» Work item
Translate this sentence from the dissenting opinion into Spanish: "The courts were not intended as policy-making bodies, and their limitations for the exercise of such a function are readily apparent."

» Text shown
☆ ☆ ☆ ☆

Court Opinion

ID: 9632158
Source: CourtListenerOpinion
Date Created: 2023-08-22 11:05:05.216119+00
Date Added: 2024-06-11T18:08:09.755867
License: Public Domain

Hill, J.
(dissenting) — I shall not take issue with the very thorough and able majority opinion as to the desirability of the result achieved. I do insist that a change in a doctrine which has become fixed as a matter of public policy should be sought from the legislature, regardless of the reason upon which the rule is made to rest. Hagerman v. Seattle, 189 Wash. 694, 66 P. (2d) 1152, 110 A. L. R. 1110 (1937).
Long adherence to the rule of immunity on the part of charitable institutions from liability for their negligence, and the refusal of the legislature to interfere with that rule, have resulted in its acceptance as a public policy. The majority frankly recognize it as such, but say it is bad public policy and that they intend to change it.
It is persuasively but, in my opinion, not soundly argued that, since the court established the public policy now deemed to be erroneous, it should not hesitate to change it. This court did not by its initial or subsequent decisions in this field consciously undertake to establish a public policy; it attempted to apply the principles of the common law as it understood them to be, to a situation not covered by existing legislation. The rule which it laid down is now a matter of public policy.
Actually, the legislature can determine matters of public policy either by positive action or by inaction (acquiescence in rules laid down by the courts). The courts were not intended as policy-making bodies, and their limitations for the exercise of such a function are readily apparent. They act retroactively and without notice to any but the litigants; the legislature acts only prospectively and after all interested parties have had an opportunity to be heard.
The instant case presents, it seems to me, an excellent example of why the courts should leave changes in public policy to the legislature. After hearing only the litigants on a matter which affects, directly or indirectly, hundreds of charitable organizations and of which they have had no notice, the majority does what the legislature would not be *182permitted to do, i.e., change the public policy of the state ex post facto.
The views expressed by the majority, if unanswerable upon the merits, should be presented to the legislature by the interested parties. There is, in my opinion, no justification for a change by the court in a doctrine which has become fixed as a matter of public policy.

☆ ☆ ☆ ☆

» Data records
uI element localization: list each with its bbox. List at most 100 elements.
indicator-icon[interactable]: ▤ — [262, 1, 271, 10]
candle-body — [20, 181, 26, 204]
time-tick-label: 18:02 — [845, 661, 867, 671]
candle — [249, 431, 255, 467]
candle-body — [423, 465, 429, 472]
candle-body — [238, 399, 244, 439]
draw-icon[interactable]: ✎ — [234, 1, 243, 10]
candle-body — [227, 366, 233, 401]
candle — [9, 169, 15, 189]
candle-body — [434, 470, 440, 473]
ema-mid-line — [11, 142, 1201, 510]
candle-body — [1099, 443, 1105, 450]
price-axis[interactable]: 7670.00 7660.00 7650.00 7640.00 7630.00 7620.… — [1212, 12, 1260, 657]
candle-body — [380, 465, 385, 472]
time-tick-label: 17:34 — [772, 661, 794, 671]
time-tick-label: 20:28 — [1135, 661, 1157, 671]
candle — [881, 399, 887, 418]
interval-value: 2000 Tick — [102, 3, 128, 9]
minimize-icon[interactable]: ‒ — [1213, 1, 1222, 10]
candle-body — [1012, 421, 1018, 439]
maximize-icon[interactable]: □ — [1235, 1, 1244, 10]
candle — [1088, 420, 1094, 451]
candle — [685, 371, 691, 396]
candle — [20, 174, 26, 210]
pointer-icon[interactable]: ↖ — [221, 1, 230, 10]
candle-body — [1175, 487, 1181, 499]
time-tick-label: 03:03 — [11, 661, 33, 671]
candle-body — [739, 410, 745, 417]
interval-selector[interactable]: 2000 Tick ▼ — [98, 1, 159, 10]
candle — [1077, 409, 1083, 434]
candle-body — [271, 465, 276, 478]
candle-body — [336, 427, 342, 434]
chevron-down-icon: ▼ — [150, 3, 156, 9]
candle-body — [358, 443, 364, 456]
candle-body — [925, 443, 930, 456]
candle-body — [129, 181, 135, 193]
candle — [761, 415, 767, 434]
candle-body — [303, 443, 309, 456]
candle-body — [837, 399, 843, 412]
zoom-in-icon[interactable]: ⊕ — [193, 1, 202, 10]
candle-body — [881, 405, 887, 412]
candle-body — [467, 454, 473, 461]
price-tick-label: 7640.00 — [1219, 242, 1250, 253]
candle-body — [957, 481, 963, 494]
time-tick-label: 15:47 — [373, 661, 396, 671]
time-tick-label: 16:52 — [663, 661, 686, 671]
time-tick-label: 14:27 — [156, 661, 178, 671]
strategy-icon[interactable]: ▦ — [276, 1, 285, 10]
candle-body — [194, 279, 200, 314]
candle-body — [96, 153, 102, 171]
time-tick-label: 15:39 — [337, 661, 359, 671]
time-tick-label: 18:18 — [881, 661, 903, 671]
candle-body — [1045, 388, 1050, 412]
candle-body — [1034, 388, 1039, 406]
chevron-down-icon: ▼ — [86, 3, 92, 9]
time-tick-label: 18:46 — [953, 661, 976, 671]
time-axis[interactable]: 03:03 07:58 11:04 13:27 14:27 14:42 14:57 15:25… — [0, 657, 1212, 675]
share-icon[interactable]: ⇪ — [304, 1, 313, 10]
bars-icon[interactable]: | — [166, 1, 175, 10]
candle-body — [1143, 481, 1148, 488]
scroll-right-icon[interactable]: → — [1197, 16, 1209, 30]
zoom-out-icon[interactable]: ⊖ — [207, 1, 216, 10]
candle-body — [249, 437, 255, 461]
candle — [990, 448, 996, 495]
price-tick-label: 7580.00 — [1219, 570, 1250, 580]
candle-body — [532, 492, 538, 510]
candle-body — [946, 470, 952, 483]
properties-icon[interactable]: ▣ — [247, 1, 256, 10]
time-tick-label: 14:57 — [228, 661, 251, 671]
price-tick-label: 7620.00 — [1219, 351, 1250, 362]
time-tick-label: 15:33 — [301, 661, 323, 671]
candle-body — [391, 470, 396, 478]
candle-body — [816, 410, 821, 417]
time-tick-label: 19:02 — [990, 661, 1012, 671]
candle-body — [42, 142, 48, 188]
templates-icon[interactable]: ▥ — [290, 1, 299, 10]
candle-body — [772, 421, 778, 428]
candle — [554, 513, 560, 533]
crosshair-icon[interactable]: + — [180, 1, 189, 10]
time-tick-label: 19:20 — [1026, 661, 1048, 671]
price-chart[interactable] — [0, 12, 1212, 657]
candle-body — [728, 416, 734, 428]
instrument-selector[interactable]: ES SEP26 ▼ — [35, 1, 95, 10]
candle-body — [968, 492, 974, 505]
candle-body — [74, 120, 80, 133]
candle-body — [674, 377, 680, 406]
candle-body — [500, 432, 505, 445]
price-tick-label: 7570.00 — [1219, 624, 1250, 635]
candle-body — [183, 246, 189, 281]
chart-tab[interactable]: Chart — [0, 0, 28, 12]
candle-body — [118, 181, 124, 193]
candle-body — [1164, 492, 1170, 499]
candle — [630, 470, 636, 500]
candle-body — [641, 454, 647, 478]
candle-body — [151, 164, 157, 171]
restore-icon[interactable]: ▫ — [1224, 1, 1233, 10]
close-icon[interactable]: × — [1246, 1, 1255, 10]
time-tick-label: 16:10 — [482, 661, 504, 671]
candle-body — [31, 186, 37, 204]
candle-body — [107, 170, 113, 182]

☆ ☆ ☆ ☆

» The answer
Los tribunales no fueron concebidos como órganos de formulación de políticas, y sus limitaciones para el ejercicio de tal función son fácilmente evidentes.